_Written request:_ Pull out each line of the listing that includes the string "Henry" and copy those lines.

_Data rows:_
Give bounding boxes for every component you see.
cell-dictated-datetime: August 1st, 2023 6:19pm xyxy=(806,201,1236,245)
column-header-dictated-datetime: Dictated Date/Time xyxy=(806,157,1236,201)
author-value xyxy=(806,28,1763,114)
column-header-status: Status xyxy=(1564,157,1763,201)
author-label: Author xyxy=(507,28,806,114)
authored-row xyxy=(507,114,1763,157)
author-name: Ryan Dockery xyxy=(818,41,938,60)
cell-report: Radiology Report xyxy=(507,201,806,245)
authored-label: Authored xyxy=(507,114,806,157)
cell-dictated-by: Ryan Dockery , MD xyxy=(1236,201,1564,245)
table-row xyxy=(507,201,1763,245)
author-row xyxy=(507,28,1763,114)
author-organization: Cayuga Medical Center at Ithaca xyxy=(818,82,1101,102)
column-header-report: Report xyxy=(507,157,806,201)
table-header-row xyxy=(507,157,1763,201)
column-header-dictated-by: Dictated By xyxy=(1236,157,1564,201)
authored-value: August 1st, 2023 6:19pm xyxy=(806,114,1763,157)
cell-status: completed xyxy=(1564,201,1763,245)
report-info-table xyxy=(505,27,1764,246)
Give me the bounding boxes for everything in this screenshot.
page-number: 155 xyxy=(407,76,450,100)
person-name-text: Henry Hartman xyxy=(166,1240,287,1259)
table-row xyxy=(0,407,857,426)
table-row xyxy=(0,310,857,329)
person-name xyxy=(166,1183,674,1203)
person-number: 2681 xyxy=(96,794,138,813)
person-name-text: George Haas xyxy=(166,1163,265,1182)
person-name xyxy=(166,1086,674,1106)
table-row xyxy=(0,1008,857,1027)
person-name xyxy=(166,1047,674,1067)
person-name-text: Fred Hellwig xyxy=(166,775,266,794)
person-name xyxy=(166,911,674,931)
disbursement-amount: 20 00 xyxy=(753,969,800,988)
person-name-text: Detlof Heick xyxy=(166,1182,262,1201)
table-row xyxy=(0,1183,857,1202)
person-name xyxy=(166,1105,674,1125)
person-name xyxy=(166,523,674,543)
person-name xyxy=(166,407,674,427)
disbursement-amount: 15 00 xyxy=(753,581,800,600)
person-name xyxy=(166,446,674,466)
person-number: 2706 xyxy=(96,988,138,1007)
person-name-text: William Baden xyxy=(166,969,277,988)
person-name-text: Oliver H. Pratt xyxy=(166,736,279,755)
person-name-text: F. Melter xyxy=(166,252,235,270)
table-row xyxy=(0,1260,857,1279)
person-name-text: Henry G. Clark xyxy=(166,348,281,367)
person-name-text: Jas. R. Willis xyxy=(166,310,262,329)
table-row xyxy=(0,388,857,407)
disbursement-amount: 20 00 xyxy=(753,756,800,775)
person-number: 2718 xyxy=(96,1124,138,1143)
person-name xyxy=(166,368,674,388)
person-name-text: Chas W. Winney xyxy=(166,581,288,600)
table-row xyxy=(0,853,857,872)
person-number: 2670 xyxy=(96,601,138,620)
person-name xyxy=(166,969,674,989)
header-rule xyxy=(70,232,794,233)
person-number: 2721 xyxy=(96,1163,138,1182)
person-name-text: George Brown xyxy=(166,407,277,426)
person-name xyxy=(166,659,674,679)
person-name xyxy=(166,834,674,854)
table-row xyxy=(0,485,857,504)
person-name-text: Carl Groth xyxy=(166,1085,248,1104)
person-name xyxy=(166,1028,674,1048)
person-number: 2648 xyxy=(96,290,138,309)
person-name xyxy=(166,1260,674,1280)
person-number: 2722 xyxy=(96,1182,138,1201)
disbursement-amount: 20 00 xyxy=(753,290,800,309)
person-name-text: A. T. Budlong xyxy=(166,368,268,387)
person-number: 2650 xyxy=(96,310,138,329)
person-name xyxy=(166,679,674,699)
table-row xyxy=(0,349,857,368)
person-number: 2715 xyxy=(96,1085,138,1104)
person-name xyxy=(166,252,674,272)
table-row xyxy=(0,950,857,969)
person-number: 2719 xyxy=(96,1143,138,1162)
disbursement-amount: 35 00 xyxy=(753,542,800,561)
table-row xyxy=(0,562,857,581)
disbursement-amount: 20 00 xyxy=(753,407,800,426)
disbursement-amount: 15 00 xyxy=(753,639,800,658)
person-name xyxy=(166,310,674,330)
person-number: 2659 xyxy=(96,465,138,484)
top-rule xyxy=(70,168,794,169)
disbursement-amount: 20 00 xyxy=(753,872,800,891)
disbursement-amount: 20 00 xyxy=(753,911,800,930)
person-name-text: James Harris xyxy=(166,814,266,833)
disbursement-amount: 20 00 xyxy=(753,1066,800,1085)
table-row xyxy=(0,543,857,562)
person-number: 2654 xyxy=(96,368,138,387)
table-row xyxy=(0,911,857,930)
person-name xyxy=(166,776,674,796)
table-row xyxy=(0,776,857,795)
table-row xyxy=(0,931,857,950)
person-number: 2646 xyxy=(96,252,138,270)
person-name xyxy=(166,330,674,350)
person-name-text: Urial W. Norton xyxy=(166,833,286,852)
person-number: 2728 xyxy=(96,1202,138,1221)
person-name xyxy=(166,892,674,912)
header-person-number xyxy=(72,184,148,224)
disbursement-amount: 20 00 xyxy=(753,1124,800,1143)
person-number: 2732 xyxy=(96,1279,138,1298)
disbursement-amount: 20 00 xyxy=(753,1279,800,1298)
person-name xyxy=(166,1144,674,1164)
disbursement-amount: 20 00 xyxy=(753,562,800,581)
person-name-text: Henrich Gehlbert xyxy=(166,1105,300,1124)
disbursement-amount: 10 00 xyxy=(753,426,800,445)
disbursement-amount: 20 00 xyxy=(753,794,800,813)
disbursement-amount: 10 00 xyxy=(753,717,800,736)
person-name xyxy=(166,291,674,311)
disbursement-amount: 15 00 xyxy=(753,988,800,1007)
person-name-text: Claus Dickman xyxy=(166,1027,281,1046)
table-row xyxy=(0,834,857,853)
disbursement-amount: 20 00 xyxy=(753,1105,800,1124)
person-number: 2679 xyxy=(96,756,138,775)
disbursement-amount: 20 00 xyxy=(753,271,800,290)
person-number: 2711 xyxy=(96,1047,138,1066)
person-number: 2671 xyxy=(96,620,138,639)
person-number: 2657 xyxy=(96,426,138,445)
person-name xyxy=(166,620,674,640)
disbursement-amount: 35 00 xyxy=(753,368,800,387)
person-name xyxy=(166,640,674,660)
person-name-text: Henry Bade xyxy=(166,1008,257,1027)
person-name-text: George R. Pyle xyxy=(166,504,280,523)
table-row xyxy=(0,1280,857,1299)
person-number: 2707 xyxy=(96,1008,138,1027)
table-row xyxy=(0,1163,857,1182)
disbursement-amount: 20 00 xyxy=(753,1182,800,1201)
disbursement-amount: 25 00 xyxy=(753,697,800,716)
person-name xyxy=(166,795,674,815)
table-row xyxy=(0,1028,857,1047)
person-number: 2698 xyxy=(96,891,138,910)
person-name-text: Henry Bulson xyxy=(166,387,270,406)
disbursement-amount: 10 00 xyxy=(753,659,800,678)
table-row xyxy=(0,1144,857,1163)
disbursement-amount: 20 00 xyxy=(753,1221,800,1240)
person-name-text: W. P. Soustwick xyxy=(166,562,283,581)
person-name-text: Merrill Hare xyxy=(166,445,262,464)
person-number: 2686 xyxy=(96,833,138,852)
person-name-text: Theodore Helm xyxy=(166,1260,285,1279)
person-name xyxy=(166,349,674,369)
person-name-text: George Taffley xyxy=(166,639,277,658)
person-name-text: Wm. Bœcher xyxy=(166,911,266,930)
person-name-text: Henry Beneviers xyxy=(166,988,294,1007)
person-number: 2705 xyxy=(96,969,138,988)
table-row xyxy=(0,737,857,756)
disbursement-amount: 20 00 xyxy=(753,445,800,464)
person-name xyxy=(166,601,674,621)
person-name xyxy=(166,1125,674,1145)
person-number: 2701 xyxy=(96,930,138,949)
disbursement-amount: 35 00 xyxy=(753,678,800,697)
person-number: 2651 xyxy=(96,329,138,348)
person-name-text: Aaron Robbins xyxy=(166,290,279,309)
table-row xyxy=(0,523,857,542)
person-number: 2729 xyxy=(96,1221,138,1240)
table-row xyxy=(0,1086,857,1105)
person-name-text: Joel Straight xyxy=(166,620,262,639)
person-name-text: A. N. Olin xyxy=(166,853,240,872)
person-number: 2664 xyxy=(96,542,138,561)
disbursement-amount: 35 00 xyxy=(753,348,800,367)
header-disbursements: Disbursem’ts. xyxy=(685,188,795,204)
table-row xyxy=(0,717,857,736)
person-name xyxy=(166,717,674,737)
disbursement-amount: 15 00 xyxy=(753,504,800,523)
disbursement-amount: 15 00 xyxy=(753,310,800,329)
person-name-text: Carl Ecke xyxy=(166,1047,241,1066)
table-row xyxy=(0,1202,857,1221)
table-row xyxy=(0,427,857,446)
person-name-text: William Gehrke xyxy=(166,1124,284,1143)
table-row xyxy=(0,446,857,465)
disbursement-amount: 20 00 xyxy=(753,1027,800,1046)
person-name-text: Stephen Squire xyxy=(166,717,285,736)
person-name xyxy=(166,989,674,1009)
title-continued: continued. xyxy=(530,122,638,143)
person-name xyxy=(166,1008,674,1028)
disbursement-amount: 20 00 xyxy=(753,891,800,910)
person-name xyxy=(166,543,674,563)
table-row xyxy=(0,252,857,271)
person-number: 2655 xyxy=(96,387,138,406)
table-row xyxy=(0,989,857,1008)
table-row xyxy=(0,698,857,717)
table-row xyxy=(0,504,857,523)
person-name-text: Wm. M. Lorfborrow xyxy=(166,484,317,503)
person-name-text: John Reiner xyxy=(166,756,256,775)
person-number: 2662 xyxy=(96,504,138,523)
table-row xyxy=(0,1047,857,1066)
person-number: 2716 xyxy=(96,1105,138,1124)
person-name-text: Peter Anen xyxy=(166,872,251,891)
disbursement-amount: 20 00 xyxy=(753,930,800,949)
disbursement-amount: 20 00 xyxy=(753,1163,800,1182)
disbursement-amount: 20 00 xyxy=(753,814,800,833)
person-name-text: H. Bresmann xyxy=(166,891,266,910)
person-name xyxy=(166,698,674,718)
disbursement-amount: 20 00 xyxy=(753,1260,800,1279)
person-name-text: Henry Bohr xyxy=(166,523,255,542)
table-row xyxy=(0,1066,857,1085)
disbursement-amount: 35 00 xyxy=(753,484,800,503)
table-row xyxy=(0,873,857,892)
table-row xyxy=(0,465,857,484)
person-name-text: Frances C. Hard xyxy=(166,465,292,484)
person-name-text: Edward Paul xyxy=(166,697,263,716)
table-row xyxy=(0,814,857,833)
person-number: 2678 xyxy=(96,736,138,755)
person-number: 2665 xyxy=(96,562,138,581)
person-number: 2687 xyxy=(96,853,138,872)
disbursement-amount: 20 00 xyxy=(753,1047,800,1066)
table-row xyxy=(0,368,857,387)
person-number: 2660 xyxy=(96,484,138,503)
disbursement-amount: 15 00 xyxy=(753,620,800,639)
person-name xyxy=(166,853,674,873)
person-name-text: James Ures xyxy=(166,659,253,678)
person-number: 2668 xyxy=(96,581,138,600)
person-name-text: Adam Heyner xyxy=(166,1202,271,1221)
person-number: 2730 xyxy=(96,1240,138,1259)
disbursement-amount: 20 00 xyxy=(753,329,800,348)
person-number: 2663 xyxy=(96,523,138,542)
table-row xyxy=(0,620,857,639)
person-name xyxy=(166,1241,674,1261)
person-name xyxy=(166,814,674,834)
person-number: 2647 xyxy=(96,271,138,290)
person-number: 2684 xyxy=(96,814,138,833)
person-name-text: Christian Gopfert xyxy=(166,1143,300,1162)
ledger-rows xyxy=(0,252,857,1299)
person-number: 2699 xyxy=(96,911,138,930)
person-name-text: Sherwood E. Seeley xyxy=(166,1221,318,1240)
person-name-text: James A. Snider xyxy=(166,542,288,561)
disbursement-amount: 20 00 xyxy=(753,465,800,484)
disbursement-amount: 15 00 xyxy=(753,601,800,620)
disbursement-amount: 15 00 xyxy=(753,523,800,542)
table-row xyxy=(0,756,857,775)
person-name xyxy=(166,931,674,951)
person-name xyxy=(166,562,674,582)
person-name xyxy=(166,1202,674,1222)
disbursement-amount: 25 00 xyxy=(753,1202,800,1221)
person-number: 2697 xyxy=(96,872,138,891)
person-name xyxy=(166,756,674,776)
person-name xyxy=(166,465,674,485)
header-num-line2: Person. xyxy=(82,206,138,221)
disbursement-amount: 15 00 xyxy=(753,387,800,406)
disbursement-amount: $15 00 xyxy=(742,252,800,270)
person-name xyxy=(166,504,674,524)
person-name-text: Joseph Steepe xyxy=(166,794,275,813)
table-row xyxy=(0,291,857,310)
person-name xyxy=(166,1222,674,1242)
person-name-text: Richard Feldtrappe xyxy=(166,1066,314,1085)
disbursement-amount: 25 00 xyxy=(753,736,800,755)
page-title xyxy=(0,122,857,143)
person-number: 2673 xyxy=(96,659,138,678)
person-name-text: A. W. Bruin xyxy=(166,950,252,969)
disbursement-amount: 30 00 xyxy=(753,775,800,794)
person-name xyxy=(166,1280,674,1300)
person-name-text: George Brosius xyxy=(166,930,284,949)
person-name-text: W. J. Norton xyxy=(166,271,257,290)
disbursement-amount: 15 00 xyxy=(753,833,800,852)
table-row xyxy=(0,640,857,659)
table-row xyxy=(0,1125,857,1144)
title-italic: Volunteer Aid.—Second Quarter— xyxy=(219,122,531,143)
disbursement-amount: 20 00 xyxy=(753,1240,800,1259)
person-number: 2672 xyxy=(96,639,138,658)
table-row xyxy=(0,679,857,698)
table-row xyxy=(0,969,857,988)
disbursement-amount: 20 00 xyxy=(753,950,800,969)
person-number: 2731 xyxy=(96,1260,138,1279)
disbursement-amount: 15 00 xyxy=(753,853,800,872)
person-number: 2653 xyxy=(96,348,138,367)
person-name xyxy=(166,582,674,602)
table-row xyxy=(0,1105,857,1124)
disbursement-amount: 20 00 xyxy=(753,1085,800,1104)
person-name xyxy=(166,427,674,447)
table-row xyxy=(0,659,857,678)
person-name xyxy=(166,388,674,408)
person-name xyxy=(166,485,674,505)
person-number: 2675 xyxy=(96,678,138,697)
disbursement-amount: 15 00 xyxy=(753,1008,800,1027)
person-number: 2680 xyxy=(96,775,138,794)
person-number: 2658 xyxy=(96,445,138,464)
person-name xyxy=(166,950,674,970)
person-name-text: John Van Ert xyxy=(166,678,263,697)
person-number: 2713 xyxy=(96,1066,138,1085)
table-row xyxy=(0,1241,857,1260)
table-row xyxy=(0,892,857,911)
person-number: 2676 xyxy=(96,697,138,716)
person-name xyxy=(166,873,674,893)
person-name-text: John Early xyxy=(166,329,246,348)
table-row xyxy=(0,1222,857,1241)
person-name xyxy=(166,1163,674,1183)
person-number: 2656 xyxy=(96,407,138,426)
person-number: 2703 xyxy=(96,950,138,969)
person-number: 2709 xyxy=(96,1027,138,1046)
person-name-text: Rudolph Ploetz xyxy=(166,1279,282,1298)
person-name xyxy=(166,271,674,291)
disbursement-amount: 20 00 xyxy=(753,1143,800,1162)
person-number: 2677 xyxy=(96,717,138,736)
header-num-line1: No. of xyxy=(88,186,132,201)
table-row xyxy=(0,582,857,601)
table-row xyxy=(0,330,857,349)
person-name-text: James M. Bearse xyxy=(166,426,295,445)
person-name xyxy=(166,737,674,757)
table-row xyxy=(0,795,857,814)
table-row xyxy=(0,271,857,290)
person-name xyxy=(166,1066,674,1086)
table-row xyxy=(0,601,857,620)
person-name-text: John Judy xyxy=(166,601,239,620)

_Answer below:_
person-name-text: Henry Hartman xyxy=(166,1240,287,1259)
person-name-text: Henry G. Clark xyxy=(166,348,281,367)
person-name-text: Henry Bade xyxy=(166,1008,257,1027)
person-name-text: Henry Bulson xyxy=(166,387,270,406)
person-name-text: Henry Beneviers xyxy=(166,988,294,1007)
person-name-text: Henry Bohr xyxy=(166,523,255,542)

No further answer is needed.